[Start Material to process]
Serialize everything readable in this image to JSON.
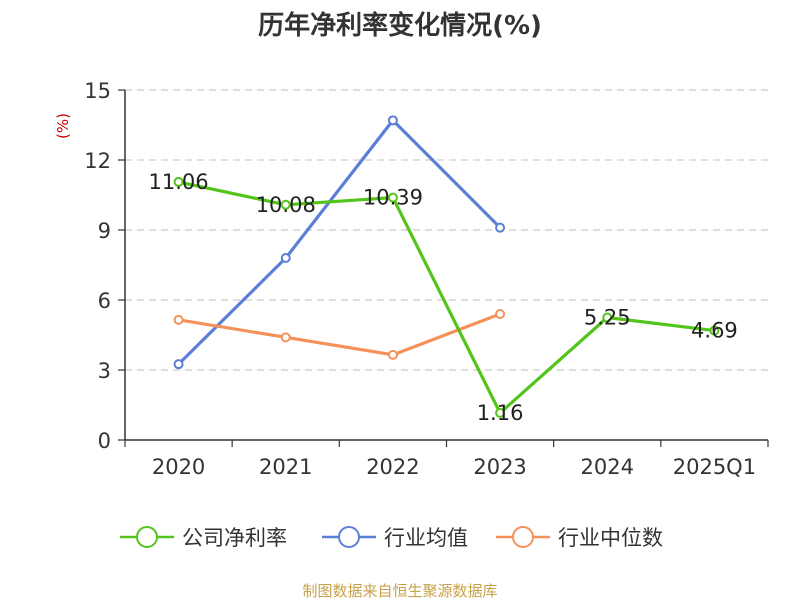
{
  "chart_data": {
    "type": "line",
    "title": "历年净利率变化情况(%)",
    "ylabel": "(%)",
    "categories": [
      "2020",
      "2021",
      "2022",
      "2023",
      "2024",
      "2025Q1"
    ],
    "ylim": [
      0,
      15
    ],
    "yticks": [
      0,
      3,
      6,
      9,
      12,
      15
    ],
    "grid": true,
    "legend_position": "bottom",
    "series": [
      {
        "name": "公司净利率",
        "color": "#52c41a",
        "values": [
          11.06,
          10.08,
          10.39,
          1.16,
          5.25,
          4.69
        ],
        "data_labels": [
          "11.06",
          "10.08",
          "10.39",
          "1.16",
          "5.25",
          "4.69"
        ]
      },
      {
        "name": "行业均值",
        "color": "#5b7fd6",
        "values": [
          3.25,
          7.8,
          13.7,
          9.1,
          null,
          null
        ]
      },
      {
        "name": "行业中位数",
        "color": "#f5915a",
        "values": [
          5.15,
          4.4,
          3.65,
          5.4,
          null,
          null
        ]
      }
    ],
    "source": "制图数据来自恒生聚源数据库",
    "colors": {
      "axis": "#333333",
      "grid": "#cccccc",
      "ylabel": "#cc0000",
      "source": "#c8a24a"
    }
  }
}
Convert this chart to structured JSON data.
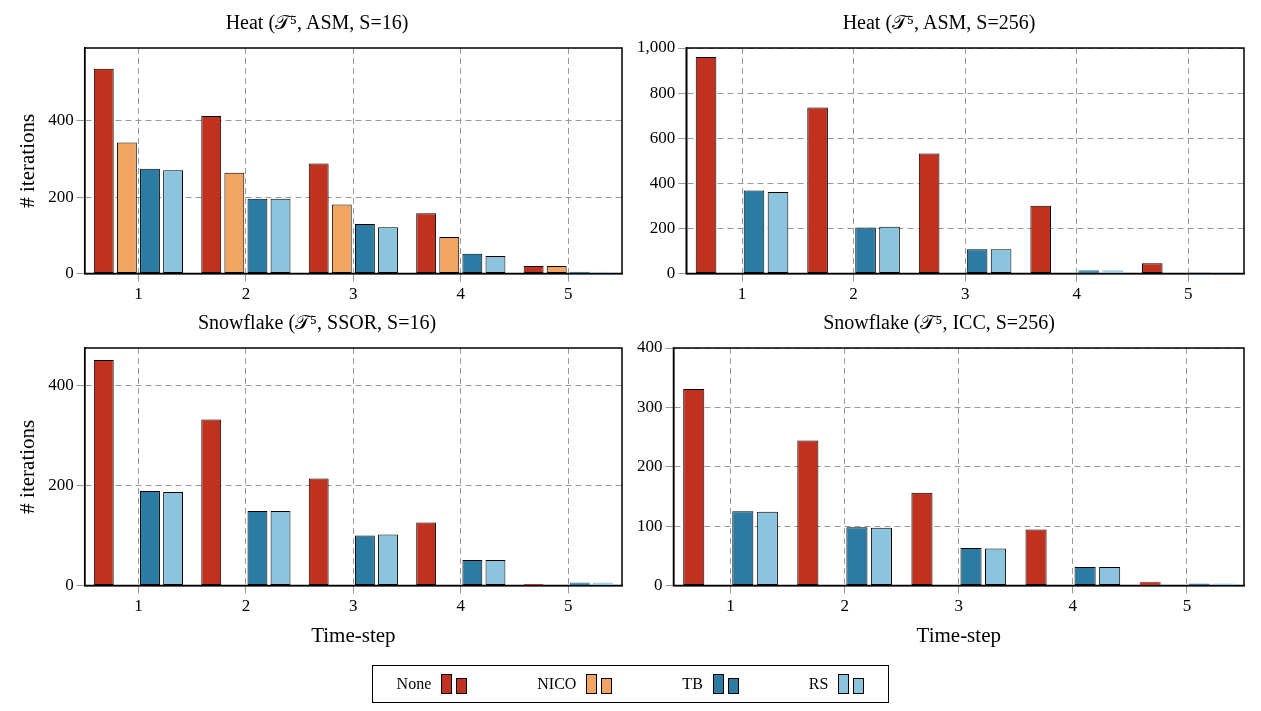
{
  "chart_data": [
    {
      "type": "bar",
      "title": "Heat (𝒯⁵, ASM, S=16)",
      "ylabel": "# iterations",
      "categories": [
        "1",
        "2",
        "3",
        "4",
        "5"
      ],
      "ylim": [
        0,
        590
      ],
      "yticks": [
        0,
        200,
        400
      ],
      "grid": true,
      "legend": "bottom",
      "series": [
        {
          "name": "None",
          "color": "#c0321f",
          "values": [
            536,
            412,
            288,
            158,
            20
          ]
        },
        {
          "name": "NICO",
          "color": "#f2a463",
          "values": [
            343,
            264,
            181,
            96,
            20
          ]
        },
        {
          "name": "TB",
          "color": "#2b7ba2",
          "values": [
            274,
            196,
            130,
            52,
            5
          ]
        },
        {
          "name": "RS",
          "color": "#8cc4de",
          "values": [
            270,
            196,
            121,
            46,
            5
          ]
        }
      ]
    },
    {
      "type": "bar",
      "title": "Heat (𝒯⁵, ASM, S=256)",
      "categories": [
        "1",
        "2",
        "3",
        "4",
        "5"
      ],
      "ylim": [
        0,
        1000
      ],
      "yticks": [
        0,
        200,
        400,
        600,
        800,
        {
          "value": 1000,
          "label": "1,000"
        }
      ],
      "grid": true,
      "series": [
        {
          "color": "#c0321f",
          "values": [
            960,
            736,
            532,
            301,
            46
          ]
        },
        {
          "color": "#f2a463",
          "values": [
            null,
            null,
            null,
            null,
            null
          ]
        },
        {
          "color": "#2b7ba2",
          "values": [
            368,
            204,
            108,
            15,
            5
          ]
        },
        {
          "color": "#8cc4de",
          "values": [
            362,
            208,
            108,
            15,
            5
          ]
        }
      ]
    },
    {
      "type": "bar",
      "title": "Snowflake (𝒯⁵, SSOR, S=16)",
      "xlabel": "Time-step",
      "ylabel": "# iterations",
      "categories": [
        "1",
        "2",
        "3",
        "4",
        "5"
      ],
      "ylim": [
        0,
        475
      ],
      "yticks": [
        0,
        200,
        400
      ],
      "grid": true,
      "series": [
        {
          "color": "#c0321f",
          "values": [
            451,
            332,
            214,
            126,
            3
          ]
        },
        {
          "color": "#f2a463",
          "values": [
            null,
            null,
            null,
            null,
            null
          ]
        },
        {
          "color": "#2b7ba2",
          "values": [
            189,
            149,
            100,
            51,
            6
          ]
        },
        {
          "color": "#8cc4de",
          "values": [
            187,
            149,
            102,
            51,
            6
          ]
        }
      ]
    },
    {
      "type": "bar",
      "title": "Snowflake (𝒯⁵, ICC, S=256)",
      "xlabel": "Time-step",
      "categories": [
        "1",
        "2",
        "3",
        "4",
        "5"
      ],
      "ylim": [
        0,
        400
      ],
      "yticks": [
        0,
        100,
        200,
        300,
        400
      ],
      "grid": true,
      "series": [
        {
          "color": "#c0321f",
          "values": [
            331,
            244,
            156,
            94,
            6
          ]
        },
        {
          "color": "#f2a463",
          "values": [
            null,
            null,
            null,
            null,
            null
          ]
        },
        {
          "color": "#2b7ba2",
          "values": [
            125,
            98,
            63,
            31,
            3
          ]
        },
        {
          "color": "#8cc4de",
          "values": [
            124,
            97,
            62,
            31,
            3
          ]
        }
      ]
    }
  ]
}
[End Material to process]
- [What is required]
Go through the listing above and pull out each line containing the word "this".

- [In response]
Serialize everything readable in this image to JSON.
Convert this chart to structured JSON data.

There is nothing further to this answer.